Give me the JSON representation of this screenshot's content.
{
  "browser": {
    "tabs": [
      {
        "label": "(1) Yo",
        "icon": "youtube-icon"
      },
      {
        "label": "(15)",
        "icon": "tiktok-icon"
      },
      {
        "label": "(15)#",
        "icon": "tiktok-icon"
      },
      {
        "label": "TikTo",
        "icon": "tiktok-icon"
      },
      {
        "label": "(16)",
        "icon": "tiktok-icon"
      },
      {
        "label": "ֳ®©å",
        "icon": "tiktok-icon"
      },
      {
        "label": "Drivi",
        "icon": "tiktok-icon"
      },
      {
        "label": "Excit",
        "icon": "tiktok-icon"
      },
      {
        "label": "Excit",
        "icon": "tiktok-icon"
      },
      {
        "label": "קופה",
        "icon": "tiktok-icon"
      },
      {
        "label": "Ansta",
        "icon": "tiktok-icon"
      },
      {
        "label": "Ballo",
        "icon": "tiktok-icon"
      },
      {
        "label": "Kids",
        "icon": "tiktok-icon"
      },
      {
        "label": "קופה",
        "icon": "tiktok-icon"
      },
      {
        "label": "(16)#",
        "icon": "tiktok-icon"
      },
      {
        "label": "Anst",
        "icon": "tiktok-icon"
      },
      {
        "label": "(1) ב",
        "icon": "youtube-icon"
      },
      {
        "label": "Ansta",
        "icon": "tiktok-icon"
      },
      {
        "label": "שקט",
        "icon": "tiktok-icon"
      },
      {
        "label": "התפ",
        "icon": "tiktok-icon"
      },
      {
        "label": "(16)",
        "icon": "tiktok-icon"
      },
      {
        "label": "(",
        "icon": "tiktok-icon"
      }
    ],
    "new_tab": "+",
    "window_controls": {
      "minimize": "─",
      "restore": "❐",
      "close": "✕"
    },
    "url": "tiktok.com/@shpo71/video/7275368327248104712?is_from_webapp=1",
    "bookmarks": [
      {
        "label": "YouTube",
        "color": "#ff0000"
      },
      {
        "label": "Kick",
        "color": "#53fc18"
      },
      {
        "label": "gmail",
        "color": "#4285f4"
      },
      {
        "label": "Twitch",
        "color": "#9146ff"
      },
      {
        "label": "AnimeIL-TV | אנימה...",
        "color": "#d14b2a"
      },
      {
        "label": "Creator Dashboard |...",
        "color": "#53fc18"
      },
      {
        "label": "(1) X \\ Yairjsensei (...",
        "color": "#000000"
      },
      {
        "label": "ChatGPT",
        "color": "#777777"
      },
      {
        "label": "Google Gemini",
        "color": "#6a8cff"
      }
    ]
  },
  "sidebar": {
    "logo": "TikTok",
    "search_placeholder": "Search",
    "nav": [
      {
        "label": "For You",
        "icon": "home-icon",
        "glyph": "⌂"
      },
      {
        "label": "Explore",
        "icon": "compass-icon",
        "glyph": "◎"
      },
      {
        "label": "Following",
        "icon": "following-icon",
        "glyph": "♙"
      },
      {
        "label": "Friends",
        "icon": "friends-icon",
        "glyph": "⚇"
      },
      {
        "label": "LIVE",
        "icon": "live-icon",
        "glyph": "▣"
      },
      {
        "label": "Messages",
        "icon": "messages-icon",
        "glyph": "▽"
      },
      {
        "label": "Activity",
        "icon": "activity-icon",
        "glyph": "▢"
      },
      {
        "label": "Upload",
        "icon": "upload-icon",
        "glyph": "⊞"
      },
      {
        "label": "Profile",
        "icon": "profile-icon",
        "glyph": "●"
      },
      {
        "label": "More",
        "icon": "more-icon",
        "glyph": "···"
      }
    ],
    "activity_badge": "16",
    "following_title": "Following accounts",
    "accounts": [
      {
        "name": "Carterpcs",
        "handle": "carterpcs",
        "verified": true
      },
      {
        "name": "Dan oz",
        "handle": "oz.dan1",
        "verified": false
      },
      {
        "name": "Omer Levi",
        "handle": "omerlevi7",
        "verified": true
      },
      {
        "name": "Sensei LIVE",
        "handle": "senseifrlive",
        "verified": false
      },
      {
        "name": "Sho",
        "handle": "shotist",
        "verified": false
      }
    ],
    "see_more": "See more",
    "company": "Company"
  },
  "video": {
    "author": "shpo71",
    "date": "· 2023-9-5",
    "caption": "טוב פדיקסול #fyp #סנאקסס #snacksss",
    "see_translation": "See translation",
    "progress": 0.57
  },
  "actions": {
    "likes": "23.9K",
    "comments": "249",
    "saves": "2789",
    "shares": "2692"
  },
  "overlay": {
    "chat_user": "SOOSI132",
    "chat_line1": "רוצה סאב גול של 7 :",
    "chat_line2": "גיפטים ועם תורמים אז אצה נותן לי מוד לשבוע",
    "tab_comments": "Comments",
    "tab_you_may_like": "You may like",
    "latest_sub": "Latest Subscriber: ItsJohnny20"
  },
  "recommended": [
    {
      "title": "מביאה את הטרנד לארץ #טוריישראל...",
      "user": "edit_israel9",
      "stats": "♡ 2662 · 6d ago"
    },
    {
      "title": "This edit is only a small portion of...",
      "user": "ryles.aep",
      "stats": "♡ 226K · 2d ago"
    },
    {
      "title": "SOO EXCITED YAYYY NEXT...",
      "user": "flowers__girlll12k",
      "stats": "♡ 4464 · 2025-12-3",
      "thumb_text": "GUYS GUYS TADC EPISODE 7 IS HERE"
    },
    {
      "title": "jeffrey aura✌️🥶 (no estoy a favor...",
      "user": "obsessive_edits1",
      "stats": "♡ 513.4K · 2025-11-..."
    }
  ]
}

::::::::::

Request » Give all the entries again exactly; leave none out.

Output for this task »
Give me the JSON representation of this screenshot's content.
{
  "browser": {
    "tabs": [
      {
        "label": "(1) Yo",
        "icon": "youtube-icon"
      },
      {
        "label": "(15)",
        "icon": "tiktok-icon"
      },
      {
        "label": "(15)#",
        "icon": "tiktok-icon"
      },
      {
        "label": "TikTo",
        "icon": "tiktok-icon"
      },
      {
        "label": "(16)",
        "icon": "tiktok-icon"
      },
      {
        "label": "ֳ®©å",
        "icon": "tiktok-icon"
      },
      {
        "label": "Drivi",
        "icon": "tiktok-icon"
      },
      {
        "label": "Excit",
        "icon": "tiktok-icon"
      },
      {
        "label": "Excit",
        "icon": "tiktok-icon"
      },
      {
        "label": "קופה",
        "icon": "tiktok-icon"
      },
      {
        "label": "Ansta",
        "icon": "tiktok-icon"
      },
      {
        "label": "Ballo",
        "icon": "tiktok-icon"
      },
      {
        "label": "Kids",
        "icon": "tiktok-icon"
      },
      {
        "label": "קופה",
        "icon": "tiktok-icon"
      },
      {
        "label": "(16)#",
        "icon": "tiktok-icon"
      },
      {
        "label": "Anst",
        "icon": "tiktok-icon"
      },
      {
        "label": "(1) ב",
        "icon": "youtube-icon"
      },
      {
        "label": "Ansta",
        "icon": "tiktok-icon"
      },
      {
        "label": "שקט",
        "icon": "tiktok-icon"
      },
      {
        "label": "התפ",
        "icon": "tiktok-icon"
      },
      {
        "label": "(16)",
        "icon": "tiktok-icon"
      },
      {
        "label": "(",
        "icon": "tiktok-icon"
      }
    ],
    "new_tab": "+",
    "window_controls": {
      "minimize": "─",
      "restore": "❐",
      "close": "✕"
    },
    "url": "tiktok.com/@shpo71/video/7275368327248104712?is_from_webapp=1",
    "bookmarks": [
      {
        "label": "YouTube",
        "color": "#ff0000"
      },
      {
        "label": "Kick",
        "color": "#53fc18"
      },
      {
        "label": "gmail",
        "color": "#4285f4"
      },
      {
        "label": "Twitch",
        "color": "#9146ff"
      },
      {
        "label": "AnimeIL-TV | אנימה...",
        "color": "#d14b2a"
      },
      {
        "label": "Creator Dashboard |...",
        "color": "#53fc18"
      },
      {
        "label": "(1) X \\ Yairjsensei (...",
        "color": "#000000"
      },
      {
        "label": "ChatGPT",
        "color": "#777777"
      },
      {
        "label": "Google Gemini",
        "color": "#6a8cff"
      }
    ]
  },
  "sidebar": {
    "logo": "TikTok",
    "search_placeholder": "Search",
    "nav": [
      {
        "label": "For You",
        "icon": "home-icon",
        "glyph": "⌂"
      },
      {
        "label": "Explore",
        "icon": "compass-icon",
        "glyph": "◎"
      },
      {
        "label": "Following",
        "icon": "following-icon",
        "glyph": "♙"
      },
      {
        "label": "Friends",
        "icon": "friends-icon",
        "glyph": "⚇"
      },
      {
        "label": "LIVE",
        "icon": "live-icon",
        "glyph": "▣"
      },
      {
        "label": "Messages",
        "icon": "messages-icon",
        "glyph": "▽"
      },
      {
        "label": "Activity",
        "icon": "activity-icon",
        "glyph": "▢"
      },
      {
        "label": "Upload",
        "icon": "upload-icon",
        "glyph": "⊞"
      },
      {
        "label": "Profile",
        "icon": "profile-icon",
        "glyph": "●"
      },
      {
        "label": "More",
        "icon": "more-icon",
        "glyph": "···"
      }
    ],
    "activity_badge": "16",
    "following_title": "Following accounts",
    "accounts": [
      {
        "name": "Carterpcs",
        "handle": "carterpcs",
        "verified": true
      },
      {
        "name": "Dan oz",
        "handle": "oz.dan1",
        "verified": false
      },
      {
        "name": "Omer Levi",
        "handle": "omerlevi7",
        "verified": true
      },
      {
        "name": "Sensei LIVE",
        "handle": "senseifrlive",
        "verified": false
      },
      {
        "name": "Sho",
        "handle": "shotist",
        "verified": false
      }
    ],
    "see_more": "See more",
    "company": "Company"
  },
  "video": {
    "author": "shpo71",
    "date": "· 2023-9-5",
    "caption": "טוב פדיקסול #fyp #סנאקסס #snacksss",
    "see_translation": "See translation",
    "progress": 0.57
  },
  "actions": {
    "likes": "23.9K",
    "comments": "249",
    "saves": "2789",
    "shares": "2692"
  },
  "overlay": {
    "chat_user": "SOOSI132",
    "chat_line1": "רוצה סאב גול של 7 :",
    "chat_line2": "גיפטים ועם תורמים אז אצה נותן לי מוד לשבוע",
    "tab_comments": "Comments",
    "tab_you_may_like": "You may like",
    "latest_sub": "Latest Subscriber: ItsJohnny20"
  },
  "recommended": [
    {
      "title": "מביאה את הטרנד לארץ #טוריישראל...",
      "user": "edit_israel9",
      "stats": "♡ 2662 · 6d ago"
    },
    {
      "title": "This edit is only a small portion of...",
      "user": "ryles.aep",
      "stats": "♡ 226K · 2d ago"
    },
    {
      "title": "SOO EXCITED YAYYY NEXT...",
      "user": "flowers__girlll12k",
      "stats": "♡ 4464 · 2025-12-3",
      "thumb_text": "GUYS GUYS TADC EPISODE 7 IS HERE"
    },
    {
      "title": "jeffrey aura✌️🥶 (no estoy a favor...",
      "user": "obsessive_edits1",
      "stats": "♡ 513.4K · 2025-11-..."
    }
  ]
}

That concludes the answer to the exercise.